• What you are asked to do:
What lines in the records below hold the string "Picadura"? Please show them.

• Raw data:

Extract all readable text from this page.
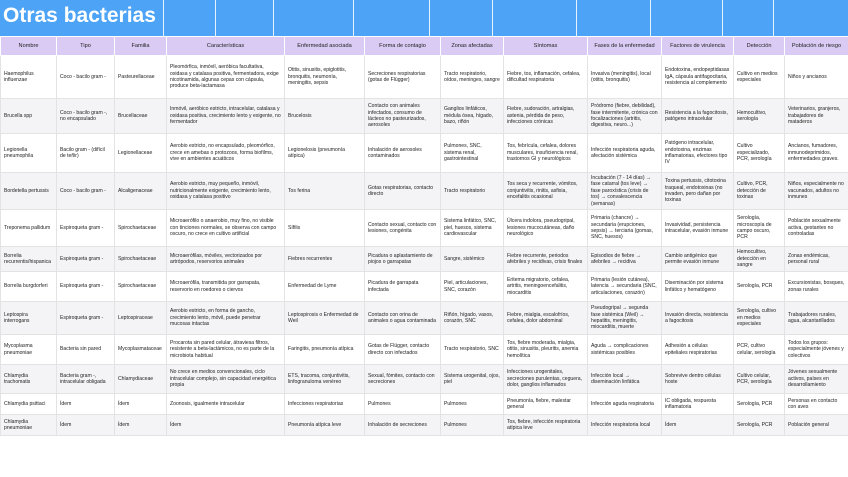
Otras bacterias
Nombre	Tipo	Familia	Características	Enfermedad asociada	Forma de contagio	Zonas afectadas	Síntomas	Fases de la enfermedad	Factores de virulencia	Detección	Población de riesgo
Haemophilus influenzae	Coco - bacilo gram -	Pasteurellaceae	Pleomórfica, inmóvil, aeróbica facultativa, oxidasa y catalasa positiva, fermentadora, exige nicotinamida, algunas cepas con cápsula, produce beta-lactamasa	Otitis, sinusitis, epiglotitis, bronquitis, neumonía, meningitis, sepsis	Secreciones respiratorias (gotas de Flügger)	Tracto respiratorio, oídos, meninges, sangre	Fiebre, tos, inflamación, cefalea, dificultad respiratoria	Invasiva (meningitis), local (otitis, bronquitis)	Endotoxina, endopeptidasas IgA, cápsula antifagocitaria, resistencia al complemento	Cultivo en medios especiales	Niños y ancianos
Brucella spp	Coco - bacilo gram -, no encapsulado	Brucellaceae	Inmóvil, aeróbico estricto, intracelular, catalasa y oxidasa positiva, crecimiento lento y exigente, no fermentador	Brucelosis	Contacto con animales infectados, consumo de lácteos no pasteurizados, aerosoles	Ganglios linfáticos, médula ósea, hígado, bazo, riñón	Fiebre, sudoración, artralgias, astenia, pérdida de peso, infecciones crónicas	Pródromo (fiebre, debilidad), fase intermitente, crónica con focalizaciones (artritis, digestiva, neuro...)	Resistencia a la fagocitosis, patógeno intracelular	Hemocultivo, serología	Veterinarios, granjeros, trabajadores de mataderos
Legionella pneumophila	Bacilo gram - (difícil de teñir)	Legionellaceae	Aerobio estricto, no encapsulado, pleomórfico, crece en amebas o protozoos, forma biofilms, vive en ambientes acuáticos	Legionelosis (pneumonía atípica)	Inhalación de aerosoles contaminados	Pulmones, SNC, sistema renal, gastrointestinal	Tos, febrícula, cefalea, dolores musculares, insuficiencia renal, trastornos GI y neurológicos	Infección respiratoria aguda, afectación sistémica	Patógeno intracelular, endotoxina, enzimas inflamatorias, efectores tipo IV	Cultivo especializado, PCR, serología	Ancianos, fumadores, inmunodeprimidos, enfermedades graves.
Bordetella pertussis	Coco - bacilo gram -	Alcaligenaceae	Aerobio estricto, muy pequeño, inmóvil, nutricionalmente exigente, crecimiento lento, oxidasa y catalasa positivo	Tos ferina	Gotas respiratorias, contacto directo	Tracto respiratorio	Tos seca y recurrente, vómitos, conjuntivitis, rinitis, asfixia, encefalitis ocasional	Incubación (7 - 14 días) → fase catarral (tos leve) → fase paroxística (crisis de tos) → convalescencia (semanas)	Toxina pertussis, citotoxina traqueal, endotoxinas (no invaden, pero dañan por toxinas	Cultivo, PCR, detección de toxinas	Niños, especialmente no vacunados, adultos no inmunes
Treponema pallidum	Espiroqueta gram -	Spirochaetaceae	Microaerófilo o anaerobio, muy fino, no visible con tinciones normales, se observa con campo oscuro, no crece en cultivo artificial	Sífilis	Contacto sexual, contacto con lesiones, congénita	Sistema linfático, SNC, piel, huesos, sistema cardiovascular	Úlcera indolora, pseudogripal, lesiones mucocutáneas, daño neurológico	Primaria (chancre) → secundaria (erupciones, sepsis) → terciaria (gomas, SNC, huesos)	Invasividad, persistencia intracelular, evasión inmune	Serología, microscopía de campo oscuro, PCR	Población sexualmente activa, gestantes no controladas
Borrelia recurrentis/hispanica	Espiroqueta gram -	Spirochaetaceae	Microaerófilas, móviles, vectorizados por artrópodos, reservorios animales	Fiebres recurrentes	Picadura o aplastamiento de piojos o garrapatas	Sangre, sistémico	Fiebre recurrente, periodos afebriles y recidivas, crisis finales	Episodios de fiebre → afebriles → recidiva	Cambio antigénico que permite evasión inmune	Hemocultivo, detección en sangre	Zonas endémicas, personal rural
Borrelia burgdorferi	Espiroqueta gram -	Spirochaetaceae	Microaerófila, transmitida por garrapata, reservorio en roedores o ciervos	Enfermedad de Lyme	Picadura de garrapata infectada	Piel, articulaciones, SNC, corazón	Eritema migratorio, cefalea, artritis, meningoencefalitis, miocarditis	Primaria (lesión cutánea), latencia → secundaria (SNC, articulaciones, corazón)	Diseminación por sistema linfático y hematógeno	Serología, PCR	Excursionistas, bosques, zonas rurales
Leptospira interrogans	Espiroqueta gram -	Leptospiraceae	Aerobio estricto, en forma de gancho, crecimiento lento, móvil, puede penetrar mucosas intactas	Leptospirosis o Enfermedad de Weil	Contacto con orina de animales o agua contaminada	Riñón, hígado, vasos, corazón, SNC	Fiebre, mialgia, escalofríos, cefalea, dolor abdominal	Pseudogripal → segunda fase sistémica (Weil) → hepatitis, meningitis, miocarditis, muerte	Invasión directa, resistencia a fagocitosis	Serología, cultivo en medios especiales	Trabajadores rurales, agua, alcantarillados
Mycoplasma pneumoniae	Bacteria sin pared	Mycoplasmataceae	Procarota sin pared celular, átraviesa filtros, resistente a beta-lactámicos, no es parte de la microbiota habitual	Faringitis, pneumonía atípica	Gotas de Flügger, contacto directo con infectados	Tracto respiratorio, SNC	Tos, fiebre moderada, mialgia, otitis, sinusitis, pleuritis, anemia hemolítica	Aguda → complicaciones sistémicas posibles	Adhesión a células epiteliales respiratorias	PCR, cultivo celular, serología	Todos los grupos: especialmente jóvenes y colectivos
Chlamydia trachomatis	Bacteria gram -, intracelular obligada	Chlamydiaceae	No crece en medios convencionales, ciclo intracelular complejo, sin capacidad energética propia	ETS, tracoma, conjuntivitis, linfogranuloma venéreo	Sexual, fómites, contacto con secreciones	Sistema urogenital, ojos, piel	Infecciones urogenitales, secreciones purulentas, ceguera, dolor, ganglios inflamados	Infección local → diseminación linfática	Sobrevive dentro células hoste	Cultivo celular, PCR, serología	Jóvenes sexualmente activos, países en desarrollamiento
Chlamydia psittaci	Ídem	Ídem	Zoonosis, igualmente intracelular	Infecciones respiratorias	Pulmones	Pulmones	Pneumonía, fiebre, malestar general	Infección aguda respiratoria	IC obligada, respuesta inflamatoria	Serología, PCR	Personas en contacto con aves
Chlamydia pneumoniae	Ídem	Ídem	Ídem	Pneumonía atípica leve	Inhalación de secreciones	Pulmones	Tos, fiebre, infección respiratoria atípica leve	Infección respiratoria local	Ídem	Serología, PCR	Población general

==

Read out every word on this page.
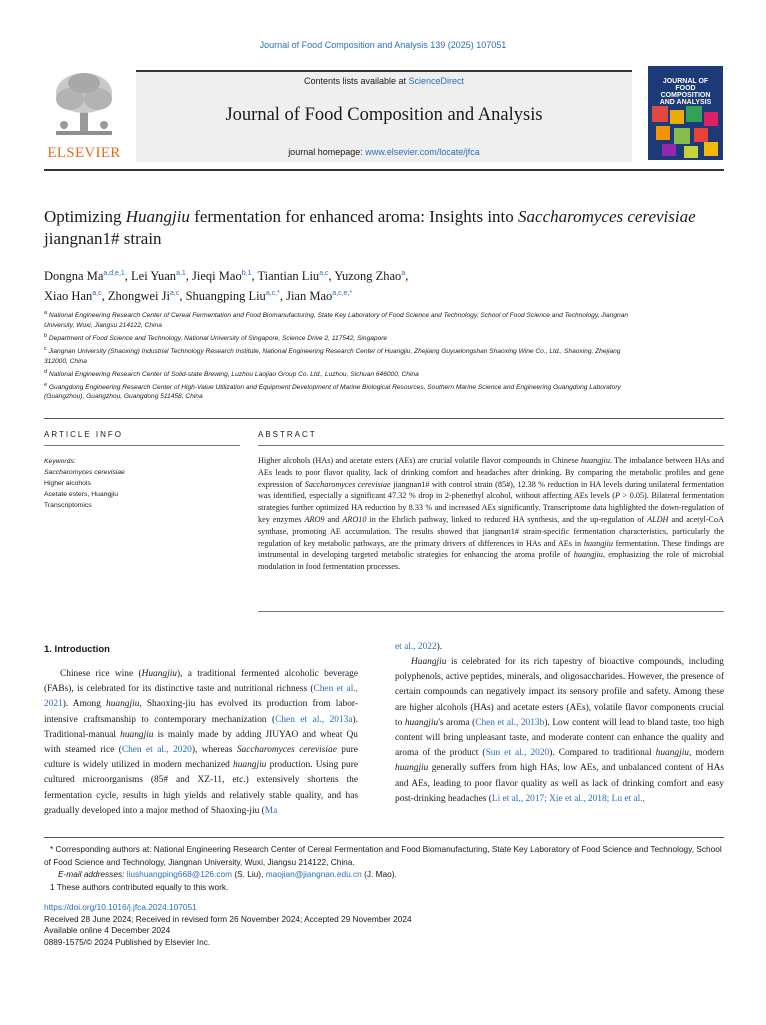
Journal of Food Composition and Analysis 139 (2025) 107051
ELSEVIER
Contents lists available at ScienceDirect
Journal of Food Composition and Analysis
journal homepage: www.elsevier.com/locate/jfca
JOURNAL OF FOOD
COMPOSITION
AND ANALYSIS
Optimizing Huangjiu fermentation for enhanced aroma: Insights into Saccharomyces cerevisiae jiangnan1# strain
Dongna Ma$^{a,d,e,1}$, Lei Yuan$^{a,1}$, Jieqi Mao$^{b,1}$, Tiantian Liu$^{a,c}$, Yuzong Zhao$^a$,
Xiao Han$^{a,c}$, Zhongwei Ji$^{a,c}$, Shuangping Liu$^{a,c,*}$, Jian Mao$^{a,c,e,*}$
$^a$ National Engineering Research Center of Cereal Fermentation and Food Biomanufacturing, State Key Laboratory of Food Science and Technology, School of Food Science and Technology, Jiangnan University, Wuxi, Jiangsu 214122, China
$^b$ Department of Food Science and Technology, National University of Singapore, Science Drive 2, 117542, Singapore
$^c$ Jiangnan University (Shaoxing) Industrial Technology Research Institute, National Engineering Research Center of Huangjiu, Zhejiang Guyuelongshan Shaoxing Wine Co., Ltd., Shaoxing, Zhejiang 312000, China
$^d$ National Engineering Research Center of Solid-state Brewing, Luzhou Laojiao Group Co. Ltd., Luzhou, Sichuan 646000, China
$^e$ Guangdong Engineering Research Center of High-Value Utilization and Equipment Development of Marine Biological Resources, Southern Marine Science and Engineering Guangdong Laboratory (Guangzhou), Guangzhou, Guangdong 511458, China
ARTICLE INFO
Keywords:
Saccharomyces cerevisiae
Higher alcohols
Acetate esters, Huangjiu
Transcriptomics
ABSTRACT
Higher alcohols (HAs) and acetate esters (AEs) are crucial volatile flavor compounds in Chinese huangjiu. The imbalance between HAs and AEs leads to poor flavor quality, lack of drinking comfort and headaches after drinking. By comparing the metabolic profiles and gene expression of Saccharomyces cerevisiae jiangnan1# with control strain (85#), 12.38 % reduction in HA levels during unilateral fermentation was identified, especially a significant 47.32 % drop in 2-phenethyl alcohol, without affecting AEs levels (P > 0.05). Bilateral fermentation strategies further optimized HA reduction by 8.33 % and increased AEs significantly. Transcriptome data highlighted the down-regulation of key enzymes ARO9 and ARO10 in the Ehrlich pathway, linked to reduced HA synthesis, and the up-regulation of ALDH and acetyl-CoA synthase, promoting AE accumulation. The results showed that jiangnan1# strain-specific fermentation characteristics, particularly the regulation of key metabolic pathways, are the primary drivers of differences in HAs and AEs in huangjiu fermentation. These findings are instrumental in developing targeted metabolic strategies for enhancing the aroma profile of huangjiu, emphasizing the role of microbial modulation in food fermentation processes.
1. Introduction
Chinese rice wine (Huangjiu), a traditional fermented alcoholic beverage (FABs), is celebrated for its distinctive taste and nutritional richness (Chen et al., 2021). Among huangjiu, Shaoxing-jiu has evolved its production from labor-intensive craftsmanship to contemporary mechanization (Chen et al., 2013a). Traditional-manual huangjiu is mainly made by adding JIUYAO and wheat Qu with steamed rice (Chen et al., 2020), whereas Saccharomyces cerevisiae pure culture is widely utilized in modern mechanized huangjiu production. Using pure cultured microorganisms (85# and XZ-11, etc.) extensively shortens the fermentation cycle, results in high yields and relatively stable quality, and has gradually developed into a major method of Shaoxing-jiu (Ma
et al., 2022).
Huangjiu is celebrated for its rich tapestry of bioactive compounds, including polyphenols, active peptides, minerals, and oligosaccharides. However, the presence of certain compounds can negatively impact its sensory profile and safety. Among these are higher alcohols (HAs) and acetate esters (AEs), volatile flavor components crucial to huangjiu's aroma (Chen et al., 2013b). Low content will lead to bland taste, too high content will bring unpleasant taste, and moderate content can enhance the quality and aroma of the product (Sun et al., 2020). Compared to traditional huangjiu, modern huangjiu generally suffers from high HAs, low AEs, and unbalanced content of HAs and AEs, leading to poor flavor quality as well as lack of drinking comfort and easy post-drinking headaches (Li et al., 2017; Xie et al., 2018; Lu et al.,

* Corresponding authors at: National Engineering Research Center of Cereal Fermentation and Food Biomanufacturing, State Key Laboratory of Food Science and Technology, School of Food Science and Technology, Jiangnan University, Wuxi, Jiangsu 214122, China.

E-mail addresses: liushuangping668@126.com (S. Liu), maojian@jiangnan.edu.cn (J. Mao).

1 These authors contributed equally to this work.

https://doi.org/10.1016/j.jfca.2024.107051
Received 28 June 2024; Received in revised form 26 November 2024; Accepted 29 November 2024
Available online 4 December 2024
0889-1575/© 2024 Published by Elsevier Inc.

• Task solution:
Borrelia recurrentis/hispanica	Espiroqueta gram -	Spirochaetaceae	Microaerófilas, móviles, vectorizados por artrópodos, reservorios animales	Fiebres recurrentes	Picadura o aplastamiento de piojos o garrapatas	Sangre, sistémico	Fiebre recurrente, periodos afebriles y recidivas, crisis finales	Episodios de fiebre → afebriles → recidiva	Cambio antigénico que permite evasión inmune	Hemocultivo, detección en sangre	Zonas endémicas, personal rural
Borrelia burgdorferi	Espiroqueta gram -	Spirochaetaceae	Microaerófila, transmitida por garrapata, reservorio en roedores o ciervos	Enfermedad de Lyme	Picadura de garrapata infectada	Piel, articulaciones, SNC, corazón	Eritema migratorio, cefalea, artritis, meningoencefalitis, miocarditis	Primaria (lesión cutánea), latencia → secundaria (SNC, articulaciones, corazón)	Diseminación por sistema linfático y hematógeno	Serología, PCR	Excursionistas, bosques, zonas rurales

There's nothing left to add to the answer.